▸ **Dataset**
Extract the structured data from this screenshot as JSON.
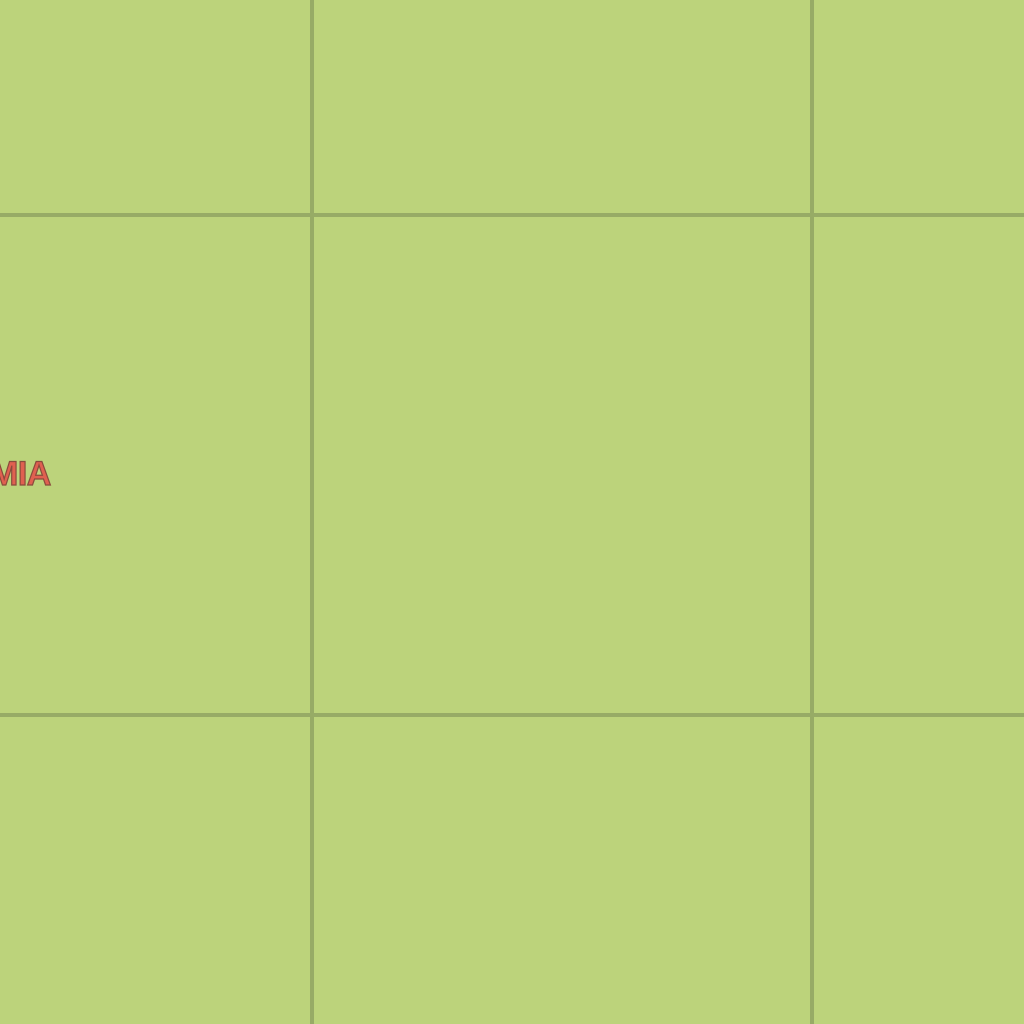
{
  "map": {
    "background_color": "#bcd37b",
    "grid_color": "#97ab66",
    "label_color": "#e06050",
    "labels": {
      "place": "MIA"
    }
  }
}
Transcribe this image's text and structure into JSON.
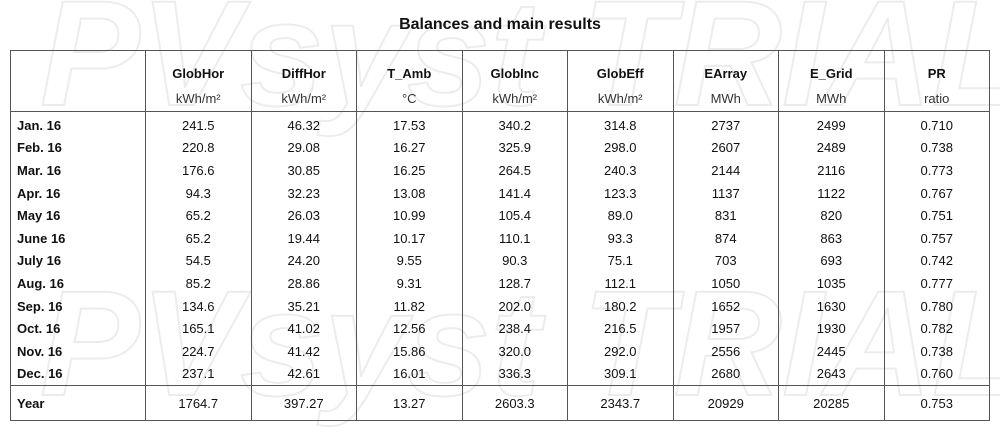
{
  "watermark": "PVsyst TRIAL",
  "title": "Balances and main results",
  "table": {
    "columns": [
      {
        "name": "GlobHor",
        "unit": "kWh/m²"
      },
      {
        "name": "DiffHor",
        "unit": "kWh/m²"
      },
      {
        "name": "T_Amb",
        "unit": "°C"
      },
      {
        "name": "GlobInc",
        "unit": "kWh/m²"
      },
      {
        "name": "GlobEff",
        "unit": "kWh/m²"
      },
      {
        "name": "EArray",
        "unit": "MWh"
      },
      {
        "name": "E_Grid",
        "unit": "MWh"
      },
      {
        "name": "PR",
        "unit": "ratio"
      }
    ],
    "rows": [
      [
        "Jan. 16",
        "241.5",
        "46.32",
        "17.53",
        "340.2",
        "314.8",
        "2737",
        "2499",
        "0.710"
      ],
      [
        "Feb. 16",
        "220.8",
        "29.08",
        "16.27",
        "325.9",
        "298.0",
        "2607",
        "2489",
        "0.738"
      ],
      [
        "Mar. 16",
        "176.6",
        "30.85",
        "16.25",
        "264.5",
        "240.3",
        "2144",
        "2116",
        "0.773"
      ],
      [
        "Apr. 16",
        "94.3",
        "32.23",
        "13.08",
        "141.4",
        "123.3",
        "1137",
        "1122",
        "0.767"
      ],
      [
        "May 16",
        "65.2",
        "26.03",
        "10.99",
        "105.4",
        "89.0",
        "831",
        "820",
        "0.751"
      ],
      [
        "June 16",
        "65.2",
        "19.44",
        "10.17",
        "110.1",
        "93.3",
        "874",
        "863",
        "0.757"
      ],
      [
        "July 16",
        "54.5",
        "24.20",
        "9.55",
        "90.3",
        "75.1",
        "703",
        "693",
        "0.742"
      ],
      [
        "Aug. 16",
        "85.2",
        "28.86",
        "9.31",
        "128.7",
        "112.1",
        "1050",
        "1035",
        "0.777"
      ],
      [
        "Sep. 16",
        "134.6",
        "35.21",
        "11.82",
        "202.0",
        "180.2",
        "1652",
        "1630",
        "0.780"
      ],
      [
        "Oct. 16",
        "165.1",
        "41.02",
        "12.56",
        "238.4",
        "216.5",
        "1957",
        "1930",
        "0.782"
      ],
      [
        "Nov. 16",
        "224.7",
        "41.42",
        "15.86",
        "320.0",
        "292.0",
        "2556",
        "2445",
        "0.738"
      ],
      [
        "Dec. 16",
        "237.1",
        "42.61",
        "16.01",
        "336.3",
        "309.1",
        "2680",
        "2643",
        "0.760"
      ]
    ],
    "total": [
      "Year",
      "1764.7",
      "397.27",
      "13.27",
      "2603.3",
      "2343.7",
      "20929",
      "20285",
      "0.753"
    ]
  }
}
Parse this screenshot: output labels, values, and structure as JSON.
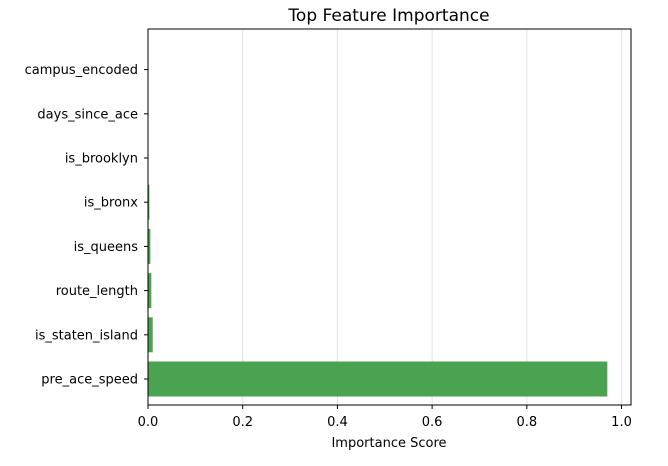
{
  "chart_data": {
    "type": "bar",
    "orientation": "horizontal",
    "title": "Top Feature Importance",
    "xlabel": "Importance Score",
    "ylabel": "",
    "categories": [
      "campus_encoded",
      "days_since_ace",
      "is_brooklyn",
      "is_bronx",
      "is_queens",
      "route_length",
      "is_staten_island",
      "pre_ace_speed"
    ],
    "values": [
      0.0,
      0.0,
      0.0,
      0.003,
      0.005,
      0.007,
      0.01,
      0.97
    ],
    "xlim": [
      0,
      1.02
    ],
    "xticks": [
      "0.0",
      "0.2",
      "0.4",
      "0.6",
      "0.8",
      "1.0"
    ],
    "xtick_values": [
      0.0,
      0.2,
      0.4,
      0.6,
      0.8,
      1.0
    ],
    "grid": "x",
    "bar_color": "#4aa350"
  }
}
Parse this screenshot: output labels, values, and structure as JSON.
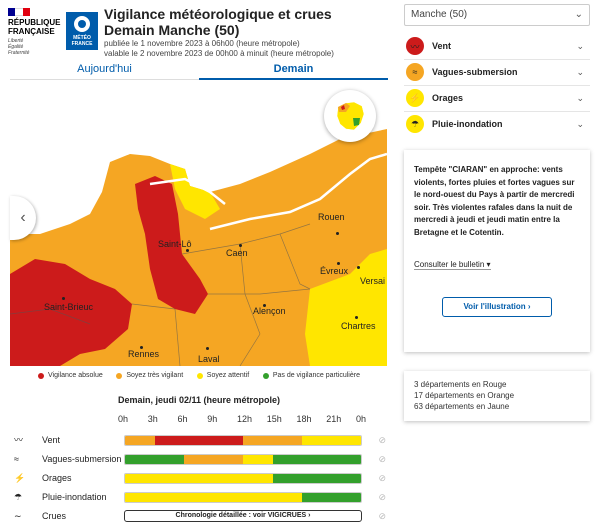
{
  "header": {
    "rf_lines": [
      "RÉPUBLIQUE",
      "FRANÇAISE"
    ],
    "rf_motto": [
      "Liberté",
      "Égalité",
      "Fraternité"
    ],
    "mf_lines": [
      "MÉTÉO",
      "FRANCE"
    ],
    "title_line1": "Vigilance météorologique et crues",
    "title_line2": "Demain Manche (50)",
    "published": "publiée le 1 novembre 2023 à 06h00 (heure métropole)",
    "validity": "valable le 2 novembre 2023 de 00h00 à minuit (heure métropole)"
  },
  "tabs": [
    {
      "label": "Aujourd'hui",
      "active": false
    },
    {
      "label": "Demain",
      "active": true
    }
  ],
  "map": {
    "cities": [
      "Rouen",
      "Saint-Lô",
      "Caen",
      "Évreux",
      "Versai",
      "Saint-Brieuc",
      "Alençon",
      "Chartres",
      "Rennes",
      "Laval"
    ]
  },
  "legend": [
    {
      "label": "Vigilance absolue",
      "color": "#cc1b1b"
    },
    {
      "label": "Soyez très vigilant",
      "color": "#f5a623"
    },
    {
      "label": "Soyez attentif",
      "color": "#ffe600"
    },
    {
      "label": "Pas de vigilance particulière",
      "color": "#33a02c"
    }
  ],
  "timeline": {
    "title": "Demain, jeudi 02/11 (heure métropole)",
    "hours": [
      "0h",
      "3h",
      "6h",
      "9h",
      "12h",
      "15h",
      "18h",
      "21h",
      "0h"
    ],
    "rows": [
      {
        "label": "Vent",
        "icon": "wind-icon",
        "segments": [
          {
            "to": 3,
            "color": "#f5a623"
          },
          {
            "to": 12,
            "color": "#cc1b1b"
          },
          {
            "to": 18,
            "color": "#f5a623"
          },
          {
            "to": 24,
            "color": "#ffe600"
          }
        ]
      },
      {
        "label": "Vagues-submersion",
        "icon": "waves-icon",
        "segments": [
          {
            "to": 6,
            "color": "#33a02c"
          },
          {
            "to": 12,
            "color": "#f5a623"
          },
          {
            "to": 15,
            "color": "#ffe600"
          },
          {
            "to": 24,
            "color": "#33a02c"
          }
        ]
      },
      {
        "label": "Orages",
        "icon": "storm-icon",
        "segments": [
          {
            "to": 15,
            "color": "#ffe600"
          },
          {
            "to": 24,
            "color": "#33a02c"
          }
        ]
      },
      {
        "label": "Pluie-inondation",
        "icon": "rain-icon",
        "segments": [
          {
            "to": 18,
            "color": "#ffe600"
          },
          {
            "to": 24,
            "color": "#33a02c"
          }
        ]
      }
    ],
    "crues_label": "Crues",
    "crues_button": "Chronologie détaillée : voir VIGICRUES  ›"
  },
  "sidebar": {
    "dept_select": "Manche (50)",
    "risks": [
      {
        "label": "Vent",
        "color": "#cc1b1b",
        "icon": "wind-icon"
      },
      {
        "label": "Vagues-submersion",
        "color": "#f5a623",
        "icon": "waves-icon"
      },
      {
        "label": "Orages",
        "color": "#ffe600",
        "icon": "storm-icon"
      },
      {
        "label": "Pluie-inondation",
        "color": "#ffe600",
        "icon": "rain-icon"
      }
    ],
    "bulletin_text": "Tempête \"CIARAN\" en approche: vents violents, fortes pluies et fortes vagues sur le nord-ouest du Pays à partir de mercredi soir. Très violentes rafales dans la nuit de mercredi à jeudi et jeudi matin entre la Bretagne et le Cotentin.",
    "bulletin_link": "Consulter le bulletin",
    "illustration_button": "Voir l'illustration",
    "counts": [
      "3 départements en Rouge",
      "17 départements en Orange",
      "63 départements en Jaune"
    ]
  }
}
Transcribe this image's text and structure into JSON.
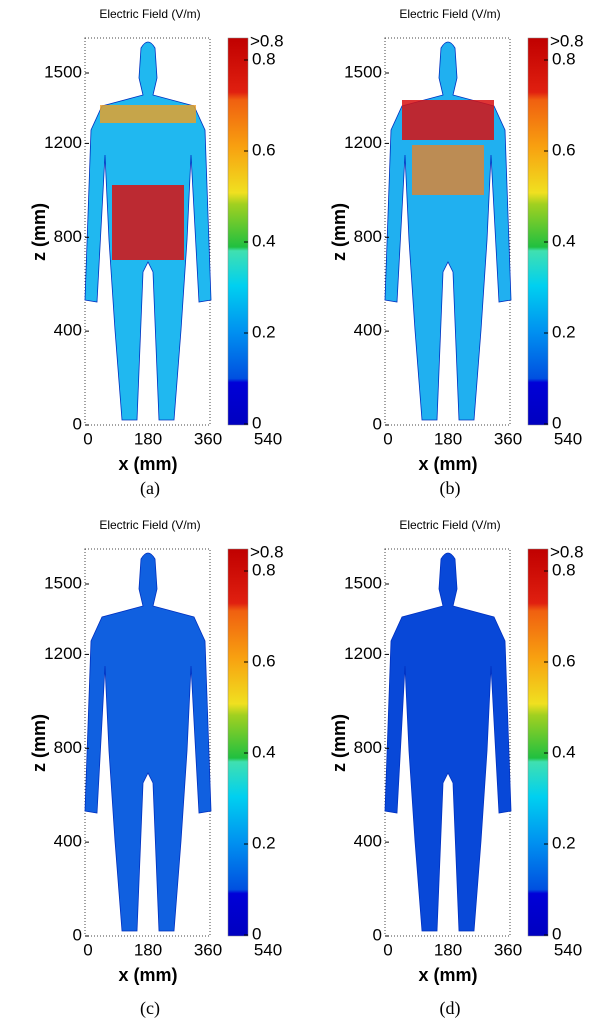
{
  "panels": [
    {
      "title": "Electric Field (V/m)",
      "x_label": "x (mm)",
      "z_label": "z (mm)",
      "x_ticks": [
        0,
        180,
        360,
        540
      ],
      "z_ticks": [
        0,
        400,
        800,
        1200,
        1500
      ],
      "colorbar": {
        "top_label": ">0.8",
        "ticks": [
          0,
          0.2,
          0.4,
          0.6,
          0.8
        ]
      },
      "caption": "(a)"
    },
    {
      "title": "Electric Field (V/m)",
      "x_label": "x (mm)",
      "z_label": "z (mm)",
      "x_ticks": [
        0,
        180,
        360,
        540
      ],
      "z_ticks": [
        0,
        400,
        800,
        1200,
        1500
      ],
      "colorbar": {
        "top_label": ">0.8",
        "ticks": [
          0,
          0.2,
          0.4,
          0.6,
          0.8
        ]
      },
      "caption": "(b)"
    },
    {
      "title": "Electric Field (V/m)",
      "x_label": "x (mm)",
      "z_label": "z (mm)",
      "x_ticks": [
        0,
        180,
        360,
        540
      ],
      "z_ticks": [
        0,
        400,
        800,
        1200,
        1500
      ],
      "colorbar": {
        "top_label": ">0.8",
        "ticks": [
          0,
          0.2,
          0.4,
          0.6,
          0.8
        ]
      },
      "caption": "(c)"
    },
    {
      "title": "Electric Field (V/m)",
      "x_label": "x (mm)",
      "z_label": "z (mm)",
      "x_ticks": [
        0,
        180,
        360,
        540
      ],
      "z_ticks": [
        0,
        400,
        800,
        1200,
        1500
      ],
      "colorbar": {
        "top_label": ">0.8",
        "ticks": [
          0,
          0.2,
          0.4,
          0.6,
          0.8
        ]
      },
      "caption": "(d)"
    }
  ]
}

▸ **Exercise directions**
Copy each line from the records above that includes the string "heure".

▸ **Worked solution**
    "published": "publiée le 1 novembre 2023 à 06h00 (heure métropole)",
    "validity": "valable le 2 novembre 2023 de 00h00 à minuit (heure métropole)"
    "title": "Demain, jeudi 02/11 (heure métropole)",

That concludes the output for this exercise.